[Figure dataset records]
+++
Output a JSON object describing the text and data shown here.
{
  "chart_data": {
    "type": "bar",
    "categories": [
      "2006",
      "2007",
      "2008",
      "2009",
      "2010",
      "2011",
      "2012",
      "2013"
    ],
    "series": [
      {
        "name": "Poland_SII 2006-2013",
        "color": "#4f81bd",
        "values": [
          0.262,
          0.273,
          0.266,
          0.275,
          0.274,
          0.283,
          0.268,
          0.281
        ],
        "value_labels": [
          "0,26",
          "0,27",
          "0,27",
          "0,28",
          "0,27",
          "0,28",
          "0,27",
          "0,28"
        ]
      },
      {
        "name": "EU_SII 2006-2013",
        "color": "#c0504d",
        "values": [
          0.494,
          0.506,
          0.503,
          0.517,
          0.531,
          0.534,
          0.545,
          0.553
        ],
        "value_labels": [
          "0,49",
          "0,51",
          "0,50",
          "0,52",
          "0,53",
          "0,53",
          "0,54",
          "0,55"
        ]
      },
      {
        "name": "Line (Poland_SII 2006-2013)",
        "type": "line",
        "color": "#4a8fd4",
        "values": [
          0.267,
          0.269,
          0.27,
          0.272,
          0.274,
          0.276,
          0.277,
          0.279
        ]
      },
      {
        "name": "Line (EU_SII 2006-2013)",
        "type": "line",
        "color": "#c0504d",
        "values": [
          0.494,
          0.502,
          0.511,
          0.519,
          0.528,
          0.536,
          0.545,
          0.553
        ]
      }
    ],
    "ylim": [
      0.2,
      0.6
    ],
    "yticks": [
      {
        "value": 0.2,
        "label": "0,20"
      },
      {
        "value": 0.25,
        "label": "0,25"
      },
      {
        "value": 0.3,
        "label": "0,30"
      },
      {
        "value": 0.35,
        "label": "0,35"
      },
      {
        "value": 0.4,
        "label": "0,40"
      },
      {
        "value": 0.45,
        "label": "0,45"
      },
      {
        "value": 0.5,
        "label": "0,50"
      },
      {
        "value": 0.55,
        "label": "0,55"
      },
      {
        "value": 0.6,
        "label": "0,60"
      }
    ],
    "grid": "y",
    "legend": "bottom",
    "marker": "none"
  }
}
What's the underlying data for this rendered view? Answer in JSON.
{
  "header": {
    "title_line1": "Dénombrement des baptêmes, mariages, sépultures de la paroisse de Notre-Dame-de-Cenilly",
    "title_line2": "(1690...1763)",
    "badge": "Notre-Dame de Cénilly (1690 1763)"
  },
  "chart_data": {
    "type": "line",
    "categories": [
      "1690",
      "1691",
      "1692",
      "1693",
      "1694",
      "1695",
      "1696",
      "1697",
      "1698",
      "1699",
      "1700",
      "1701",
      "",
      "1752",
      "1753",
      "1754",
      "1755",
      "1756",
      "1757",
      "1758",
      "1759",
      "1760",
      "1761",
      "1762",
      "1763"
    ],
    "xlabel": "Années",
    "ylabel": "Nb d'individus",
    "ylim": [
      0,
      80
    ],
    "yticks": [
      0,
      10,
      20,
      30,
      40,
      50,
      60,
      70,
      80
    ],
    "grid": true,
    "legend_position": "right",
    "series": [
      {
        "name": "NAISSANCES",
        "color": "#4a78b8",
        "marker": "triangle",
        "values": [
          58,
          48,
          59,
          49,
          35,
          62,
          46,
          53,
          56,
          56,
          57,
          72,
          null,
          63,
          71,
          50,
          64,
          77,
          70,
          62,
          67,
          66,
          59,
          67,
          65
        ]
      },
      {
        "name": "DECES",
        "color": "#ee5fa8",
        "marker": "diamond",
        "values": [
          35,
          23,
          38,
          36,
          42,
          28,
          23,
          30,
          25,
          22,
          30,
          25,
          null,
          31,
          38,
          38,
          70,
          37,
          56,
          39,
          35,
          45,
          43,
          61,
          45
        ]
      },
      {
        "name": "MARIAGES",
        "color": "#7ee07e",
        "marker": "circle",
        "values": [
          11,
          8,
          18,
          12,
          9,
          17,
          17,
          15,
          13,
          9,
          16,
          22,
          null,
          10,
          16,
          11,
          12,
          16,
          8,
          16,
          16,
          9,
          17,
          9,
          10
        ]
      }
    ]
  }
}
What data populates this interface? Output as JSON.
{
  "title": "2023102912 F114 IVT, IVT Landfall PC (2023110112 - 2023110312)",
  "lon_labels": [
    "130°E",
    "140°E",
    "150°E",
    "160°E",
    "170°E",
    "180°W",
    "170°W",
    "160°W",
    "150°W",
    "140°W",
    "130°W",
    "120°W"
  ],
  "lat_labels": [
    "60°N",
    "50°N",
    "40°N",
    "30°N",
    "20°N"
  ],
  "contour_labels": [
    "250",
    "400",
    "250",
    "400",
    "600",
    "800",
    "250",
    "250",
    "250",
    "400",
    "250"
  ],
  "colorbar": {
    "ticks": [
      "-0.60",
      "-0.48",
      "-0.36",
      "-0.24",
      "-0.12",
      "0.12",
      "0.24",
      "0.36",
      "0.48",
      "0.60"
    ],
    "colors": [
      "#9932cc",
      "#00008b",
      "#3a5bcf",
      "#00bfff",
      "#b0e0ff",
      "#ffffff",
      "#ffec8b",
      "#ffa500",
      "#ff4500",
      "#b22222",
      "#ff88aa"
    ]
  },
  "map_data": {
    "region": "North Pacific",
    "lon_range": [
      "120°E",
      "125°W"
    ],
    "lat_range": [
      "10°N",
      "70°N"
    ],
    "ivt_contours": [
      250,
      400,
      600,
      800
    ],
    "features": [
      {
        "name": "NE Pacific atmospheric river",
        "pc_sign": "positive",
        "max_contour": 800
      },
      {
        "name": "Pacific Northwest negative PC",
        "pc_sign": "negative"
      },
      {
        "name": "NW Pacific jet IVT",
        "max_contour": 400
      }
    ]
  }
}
+++
What the task asks :: Show the data once more, exactly as it was written.

Finished task ::
Output a JSON object describing the text and data shown here.
{
  "chart_data": {
    "type": "bar",
    "categories": [
      "2006",
      "2007",
      "2008",
      "2009",
      "2010",
      "2011",
      "2012",
      "2013"
    ],
    "series": [
      {
        "name": "Poland_SII 2006-2013",
        "color": "#4f81bd",
        "values": [
          0.262,
          0.273,
          0.266,
          0.275,
          0.274,
          0.283,
          0.268,
          0.281
        ],
        "value_labels": [
          "0,26",
          "0,27",
          "0,27",
          "0,28",
          "0,27",
          "0,28",
          "0,27",
          "0,28"
        ]
      },
      {
        "name": "EU_SII 2006-2013",
        "color": "#c0504d",
        "values": [
          0.494,
          0.506,
          0.503,
          0.517,
          0.531,
          0.534,
          0.545,
          0.553
        ],
        "value_labels": [
          "0,49",
          "0,51",
          "0,50",
          "0,52",
          "0,53",
          "0,53",
          "0,54",
          "0,55"
        ]
      },
      {
        "name": "Line (Poland_SII 2006-2013)",
        "type": "line",
        "color": "#4a8fd4",
        "values": [
          0.267,
          0.269,
          0.27,
          0.272,
          0.274,
          0.276,
          0.277,
          0.279
        ]
      },
      {
        "name": "Line (EU_SII 2006-2013)",
        "type": "line",
        "color": "#c0504d",
        "values": [
          0.494,
          0.502,
          0.511,
          0.519,
          0.528,
          0.536,
          0.545,
          0.553
        ]
      }
    ],
    "ylim": [
      0.2,
      0.6
    ],
    "yticks": [
      {
        "value": 0.2,
        "label": "0,20"
      },
      {
        "value": 0.25,
        "label": "0,25"
      },
      {
        "value": 0.3,
        "label": "0,30"
      },
      {
        "value": 0.35,
        "label": "0,35"
      },
      {
        "value": 0.4,
        "label": "0,40"
      },
      {
        "value": 0.45,
        "label": "0,45"
      },
      {
        "value": 0.5,
        "label": "0,50"
      },
      {
        "value": 0.55,
        "label": "0,55"
      },
      {
        "value": 0.6,
        "label": "0,60"
      }
    ],
    "grid": "y",
    "legend": "bottom",
    "marker": "none"
  }
}
What's the underlying data for this rendered view? Answer in JSON.
{
  "header": {
    "title_line1": "Dénombrement des baptêmes, mariages, sépultures de la paroisse de Notre-Dame-de-Cenilly",
    "title_line2": "(1690...1763)",
    "badge": "Notre-Dame de Cénilly (1690 1763)"
  },
  "chart_data": {
    "type": "line",
    "categories": [
      "1690",
      "1691",
      "1692",
      "1693",
      "1694",
      "1695",
      "1696",
      "1697",
      "1698",
      "1699",
      "1700",
      "1701",
      "",
      "1752",
      "1753",
      "1754",
      "1755",
      "1756",
      "1757",
      "1758",
      "1759",
      "1760",
      "1761",
      "1762",
      "1763"
    ],
    "xlabel": "Années",
    "ylabel": "Nb d'individus",
    "ylim": [
      0,
      80
    ],
    "yticks": [
      0,
      10,
      20,
      30,
      40,
      50,
      60,
      70,
      80
    ],
    "grid": true,
    "legend_position": "right",
    "series": [
      {
        "name": "NAISSANCES",
        "color": "#4a78b8",
        "marker": "triangle",
        "values": [
          58,
          48,
          59,
          49,
          35,
          62,
          46,
          53,
          56,
          56,
          57,
          72,
          null,
          63,
          71,
          50,
          64,
          77,
          70,
          62,
          67,
          66,
          59,
          67,
          65
        ]
      },
      {
        "name": "DECES",
        "color": "#ee5fa8",
        "marker": "diamond",
        "values": [
          35,
          23,
          38,
          36,
          42,
          28,
          23,
          30,
          25,
          22,
          30,
          25,
          null,
          31,
          38,
          38,
          70,
          37,
          56,
          39,
          35,
          45,
          43,
          61,
          45
        ]
      },
      {
        "name": "MARIAGES",
        "color": "#7ee07e",
        "marker": "circle",
        "values": [
          11,
          8,
          18,
          12,
          9,
          17,
          17,
          15,
          13,
          9,
          16,
          22,
          null,
          10,
          16,
          11,
          12,
          16,
          8,
          16,
          16,
          9,
          17,
          9,
          10
        ]
      }
    ]
  }
}
What data populates this interface? Output as JSON.
{
  "title": "2023102912 F114 IVT, IVT Landfall PC (2023110112 - 2023110312)",
  "lon_labels": [
    "130°E",
    "140°E",
    "150°E",
    "160°E",
    "170°E",
    "180°W",
    "170°W",
    "160°W",
    "150°W",
    "140°W",
    "130°W",
    "120°W"
  ],
  "lat_labels": [
    "60°N",
    "50°N",
    "40°N",
    "30°N",
    "20°N"
  ],
  "contour_labels": [
    "250",
    "400",
    "250",
    "400",
    "600",
    "800",
    "250",
    "250",
    "250",
    "400",
    "250"
  ],
  "colorbar": {
    "ticks": [
      "-0.60",
      "-0.48",
      "-0.36",
      "-0.24",
      "-0.12",
      "0.12",
      "0.24",
      "0.36",
      "0.48",
      "0.60"
    ],
    "colors": [
      "#9932cc",
      "#00008b",
      "#3a5bcf",
      "#00bfff",
      "#b0e0ff",
      "#ffffff",
      "#ffec8b",
      "#ffa500",
      "#ff4500",
      "#b22222",
      "#ff88aa"
    ]
  },
  "map_data": {
    "region": "North Pacific",
    "lon_range": [
      "120°E",
      "125°W"
    ],
    "lat_range": [
      "10°N",
      "70°N"
    ],
    "ivt_contours": [
      250,
      400,
      600,
      800
    ],
    "features": [
      {
        "name": "NE Pacific atmospheric river",
        "pc_sign": "positive",
        "max_contour": 800
      },
      {
        "name": "Pacific Northwest negative PC",
        "pc_sign": "negative"
      },
      {
        "name": "NW Pacific jet IVT",
        "max_contour": 400
      }
    ]
  }
}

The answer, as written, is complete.